Given entries:
________________

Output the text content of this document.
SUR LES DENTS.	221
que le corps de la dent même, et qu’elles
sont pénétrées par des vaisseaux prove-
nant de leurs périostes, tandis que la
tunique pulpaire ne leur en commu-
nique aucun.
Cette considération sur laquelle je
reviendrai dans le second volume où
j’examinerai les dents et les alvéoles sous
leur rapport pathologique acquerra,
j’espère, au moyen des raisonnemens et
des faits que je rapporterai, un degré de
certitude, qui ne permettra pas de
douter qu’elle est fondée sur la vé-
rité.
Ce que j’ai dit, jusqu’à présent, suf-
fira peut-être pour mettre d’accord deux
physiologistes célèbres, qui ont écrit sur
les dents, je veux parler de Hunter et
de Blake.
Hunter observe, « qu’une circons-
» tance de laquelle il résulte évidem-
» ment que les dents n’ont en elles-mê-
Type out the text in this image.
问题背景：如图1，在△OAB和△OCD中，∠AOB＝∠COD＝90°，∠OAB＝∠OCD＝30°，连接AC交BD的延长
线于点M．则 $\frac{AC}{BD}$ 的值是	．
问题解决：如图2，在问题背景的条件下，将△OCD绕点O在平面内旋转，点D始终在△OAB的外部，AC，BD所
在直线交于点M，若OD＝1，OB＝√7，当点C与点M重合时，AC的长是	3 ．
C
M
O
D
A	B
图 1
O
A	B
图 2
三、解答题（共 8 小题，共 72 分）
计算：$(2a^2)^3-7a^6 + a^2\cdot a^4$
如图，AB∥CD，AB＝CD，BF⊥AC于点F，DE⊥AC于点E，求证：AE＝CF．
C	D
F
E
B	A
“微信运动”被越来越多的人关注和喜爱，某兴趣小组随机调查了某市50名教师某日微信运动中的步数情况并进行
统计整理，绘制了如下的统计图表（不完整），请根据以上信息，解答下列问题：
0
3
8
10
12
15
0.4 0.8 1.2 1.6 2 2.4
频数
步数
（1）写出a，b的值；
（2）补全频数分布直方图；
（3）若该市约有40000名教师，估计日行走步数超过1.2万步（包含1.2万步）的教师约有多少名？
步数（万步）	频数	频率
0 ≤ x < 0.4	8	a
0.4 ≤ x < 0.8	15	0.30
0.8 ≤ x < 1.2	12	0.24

________________

Problem to work on: Return each line among the entries that holds the word "laquelle".

Output:
Cette considération sur laquelle je
» tance de laquelle il résulte évidem-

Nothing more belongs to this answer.